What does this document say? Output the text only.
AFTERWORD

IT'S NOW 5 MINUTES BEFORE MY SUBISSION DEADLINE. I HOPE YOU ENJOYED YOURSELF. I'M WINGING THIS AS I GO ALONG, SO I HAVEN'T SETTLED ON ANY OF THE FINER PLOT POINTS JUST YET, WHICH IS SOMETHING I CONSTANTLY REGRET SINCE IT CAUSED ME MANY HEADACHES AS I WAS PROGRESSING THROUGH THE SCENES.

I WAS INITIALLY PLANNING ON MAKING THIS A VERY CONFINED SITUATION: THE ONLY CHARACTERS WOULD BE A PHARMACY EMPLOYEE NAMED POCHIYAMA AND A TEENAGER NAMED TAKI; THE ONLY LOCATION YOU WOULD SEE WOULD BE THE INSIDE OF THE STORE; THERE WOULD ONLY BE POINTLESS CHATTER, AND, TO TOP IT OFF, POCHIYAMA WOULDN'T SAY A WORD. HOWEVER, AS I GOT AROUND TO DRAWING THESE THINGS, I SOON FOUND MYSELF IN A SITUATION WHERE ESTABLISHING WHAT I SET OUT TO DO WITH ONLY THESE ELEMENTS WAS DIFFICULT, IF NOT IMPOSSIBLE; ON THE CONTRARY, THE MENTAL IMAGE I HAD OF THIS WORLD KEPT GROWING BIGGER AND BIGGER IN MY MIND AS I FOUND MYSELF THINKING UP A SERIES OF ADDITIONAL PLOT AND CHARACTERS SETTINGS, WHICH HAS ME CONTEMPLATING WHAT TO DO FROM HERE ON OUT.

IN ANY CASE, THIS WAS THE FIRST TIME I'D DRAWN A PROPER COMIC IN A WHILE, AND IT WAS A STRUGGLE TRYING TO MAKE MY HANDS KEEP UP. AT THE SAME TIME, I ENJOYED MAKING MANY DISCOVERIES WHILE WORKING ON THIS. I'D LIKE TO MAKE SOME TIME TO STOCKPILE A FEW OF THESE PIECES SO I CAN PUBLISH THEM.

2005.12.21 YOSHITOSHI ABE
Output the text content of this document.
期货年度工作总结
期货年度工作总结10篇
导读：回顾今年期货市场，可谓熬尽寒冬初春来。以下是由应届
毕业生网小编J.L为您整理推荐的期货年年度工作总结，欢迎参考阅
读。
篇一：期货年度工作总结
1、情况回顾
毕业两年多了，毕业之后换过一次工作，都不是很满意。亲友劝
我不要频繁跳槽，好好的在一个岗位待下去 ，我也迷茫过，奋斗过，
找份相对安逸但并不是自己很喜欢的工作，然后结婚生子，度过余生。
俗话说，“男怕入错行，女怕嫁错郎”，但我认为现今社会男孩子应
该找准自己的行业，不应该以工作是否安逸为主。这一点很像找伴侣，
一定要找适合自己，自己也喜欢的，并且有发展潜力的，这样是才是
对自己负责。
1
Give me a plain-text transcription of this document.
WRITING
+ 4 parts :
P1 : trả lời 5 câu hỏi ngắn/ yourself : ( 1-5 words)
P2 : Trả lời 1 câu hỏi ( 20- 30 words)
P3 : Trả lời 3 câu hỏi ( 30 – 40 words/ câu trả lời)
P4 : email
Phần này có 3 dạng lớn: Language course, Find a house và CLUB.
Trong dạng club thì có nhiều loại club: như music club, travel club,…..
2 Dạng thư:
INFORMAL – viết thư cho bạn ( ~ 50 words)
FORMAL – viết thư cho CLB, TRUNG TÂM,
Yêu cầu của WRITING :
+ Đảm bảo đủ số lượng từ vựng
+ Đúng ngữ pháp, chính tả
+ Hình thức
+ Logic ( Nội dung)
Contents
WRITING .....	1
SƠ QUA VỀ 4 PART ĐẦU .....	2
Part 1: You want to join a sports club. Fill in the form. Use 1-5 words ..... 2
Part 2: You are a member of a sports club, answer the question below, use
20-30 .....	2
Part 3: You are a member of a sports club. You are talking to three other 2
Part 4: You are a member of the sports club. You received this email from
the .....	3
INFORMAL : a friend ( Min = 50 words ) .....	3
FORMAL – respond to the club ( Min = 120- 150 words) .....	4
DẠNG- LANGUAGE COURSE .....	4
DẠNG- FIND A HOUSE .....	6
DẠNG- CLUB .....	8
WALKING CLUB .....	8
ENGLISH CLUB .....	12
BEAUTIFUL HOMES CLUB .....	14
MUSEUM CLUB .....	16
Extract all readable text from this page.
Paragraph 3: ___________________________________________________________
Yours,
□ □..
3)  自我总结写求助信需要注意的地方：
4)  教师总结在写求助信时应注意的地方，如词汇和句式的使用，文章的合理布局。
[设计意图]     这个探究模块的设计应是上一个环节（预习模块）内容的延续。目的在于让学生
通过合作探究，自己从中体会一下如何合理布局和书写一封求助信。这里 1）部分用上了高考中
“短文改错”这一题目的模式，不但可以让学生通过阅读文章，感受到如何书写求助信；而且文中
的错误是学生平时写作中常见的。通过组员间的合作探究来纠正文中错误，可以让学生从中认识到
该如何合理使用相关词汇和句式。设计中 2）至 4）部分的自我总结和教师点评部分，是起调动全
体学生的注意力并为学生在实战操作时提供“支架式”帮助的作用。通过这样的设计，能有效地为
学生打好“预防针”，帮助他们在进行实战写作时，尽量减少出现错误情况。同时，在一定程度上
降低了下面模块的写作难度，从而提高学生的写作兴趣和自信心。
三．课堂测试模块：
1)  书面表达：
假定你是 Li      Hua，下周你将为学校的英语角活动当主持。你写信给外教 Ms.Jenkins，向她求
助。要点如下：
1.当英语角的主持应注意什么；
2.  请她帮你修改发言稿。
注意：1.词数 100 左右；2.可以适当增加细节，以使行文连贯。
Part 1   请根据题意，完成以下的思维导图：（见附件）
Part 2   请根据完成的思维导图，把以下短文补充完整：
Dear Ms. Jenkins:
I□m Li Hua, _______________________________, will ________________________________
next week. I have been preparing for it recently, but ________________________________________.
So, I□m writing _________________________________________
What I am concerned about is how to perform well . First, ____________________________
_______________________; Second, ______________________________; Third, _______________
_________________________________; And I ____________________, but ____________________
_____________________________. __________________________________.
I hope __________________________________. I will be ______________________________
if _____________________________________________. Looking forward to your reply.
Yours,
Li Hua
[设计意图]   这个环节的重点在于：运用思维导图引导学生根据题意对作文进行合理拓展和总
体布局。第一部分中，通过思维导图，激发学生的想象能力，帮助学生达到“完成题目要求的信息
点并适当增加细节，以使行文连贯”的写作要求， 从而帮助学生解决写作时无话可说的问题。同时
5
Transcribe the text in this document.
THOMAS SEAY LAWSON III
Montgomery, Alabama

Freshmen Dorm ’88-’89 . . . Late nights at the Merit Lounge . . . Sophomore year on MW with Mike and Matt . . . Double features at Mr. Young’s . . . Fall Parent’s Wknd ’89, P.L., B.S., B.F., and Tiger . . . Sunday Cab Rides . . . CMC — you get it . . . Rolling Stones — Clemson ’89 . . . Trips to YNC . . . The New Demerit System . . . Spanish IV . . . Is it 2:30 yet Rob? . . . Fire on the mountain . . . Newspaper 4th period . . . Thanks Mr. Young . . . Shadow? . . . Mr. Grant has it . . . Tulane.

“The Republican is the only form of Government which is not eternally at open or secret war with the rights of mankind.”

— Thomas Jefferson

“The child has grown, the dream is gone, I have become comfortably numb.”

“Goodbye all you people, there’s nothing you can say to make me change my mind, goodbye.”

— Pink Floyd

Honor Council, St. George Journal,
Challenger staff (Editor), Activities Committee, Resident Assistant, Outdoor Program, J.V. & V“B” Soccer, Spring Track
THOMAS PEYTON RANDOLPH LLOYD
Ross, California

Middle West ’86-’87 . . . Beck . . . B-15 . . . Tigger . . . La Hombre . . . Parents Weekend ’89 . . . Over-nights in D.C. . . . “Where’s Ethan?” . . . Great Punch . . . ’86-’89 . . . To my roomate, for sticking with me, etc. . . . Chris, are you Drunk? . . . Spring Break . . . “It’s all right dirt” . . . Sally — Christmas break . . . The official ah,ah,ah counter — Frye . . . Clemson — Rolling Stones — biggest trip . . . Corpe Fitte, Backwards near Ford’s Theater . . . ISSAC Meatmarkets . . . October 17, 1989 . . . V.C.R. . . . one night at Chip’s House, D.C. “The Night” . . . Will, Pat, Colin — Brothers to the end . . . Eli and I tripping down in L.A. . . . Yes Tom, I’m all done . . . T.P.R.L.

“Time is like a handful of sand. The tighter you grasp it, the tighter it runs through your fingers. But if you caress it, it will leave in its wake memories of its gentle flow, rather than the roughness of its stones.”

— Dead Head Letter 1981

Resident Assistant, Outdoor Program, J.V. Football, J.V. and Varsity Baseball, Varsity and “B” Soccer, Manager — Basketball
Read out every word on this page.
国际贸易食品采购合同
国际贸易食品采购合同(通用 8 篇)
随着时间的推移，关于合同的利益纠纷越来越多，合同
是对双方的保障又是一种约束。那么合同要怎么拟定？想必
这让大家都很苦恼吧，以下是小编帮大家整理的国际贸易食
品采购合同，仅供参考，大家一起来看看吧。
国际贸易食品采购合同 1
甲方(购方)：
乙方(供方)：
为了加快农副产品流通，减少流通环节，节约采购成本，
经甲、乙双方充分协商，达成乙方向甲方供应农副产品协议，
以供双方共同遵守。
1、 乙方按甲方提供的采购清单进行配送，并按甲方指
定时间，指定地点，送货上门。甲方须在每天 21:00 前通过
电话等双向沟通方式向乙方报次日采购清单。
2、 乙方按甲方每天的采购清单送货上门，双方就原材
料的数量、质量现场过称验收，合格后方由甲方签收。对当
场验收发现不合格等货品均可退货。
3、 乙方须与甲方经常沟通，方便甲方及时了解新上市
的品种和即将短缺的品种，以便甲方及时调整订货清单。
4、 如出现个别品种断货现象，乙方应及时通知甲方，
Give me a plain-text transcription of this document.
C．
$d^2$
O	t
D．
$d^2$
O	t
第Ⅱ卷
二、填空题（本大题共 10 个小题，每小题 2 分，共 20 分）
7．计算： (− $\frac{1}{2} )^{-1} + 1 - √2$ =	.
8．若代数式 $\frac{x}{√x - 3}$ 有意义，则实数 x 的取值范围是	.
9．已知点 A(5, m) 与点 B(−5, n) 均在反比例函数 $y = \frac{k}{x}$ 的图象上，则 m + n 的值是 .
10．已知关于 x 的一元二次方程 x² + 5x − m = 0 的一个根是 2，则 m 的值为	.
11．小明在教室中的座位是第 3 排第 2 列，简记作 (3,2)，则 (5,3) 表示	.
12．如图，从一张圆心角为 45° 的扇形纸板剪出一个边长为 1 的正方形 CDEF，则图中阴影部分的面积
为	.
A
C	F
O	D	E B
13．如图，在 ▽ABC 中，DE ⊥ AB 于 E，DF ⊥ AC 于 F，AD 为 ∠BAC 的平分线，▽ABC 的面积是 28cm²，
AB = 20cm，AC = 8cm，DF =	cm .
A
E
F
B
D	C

→ **The task**
Show each line of the data that contains the string "设计意图".

→ **Reply**
[设计意图]     这个探究模块的设计应是上一个环节（预习模块）内容的延续。目的在于让学生
[设计意图]   这个环节的重点在于：运用思维导图引导学生根据题意对作文进行合理拓展和总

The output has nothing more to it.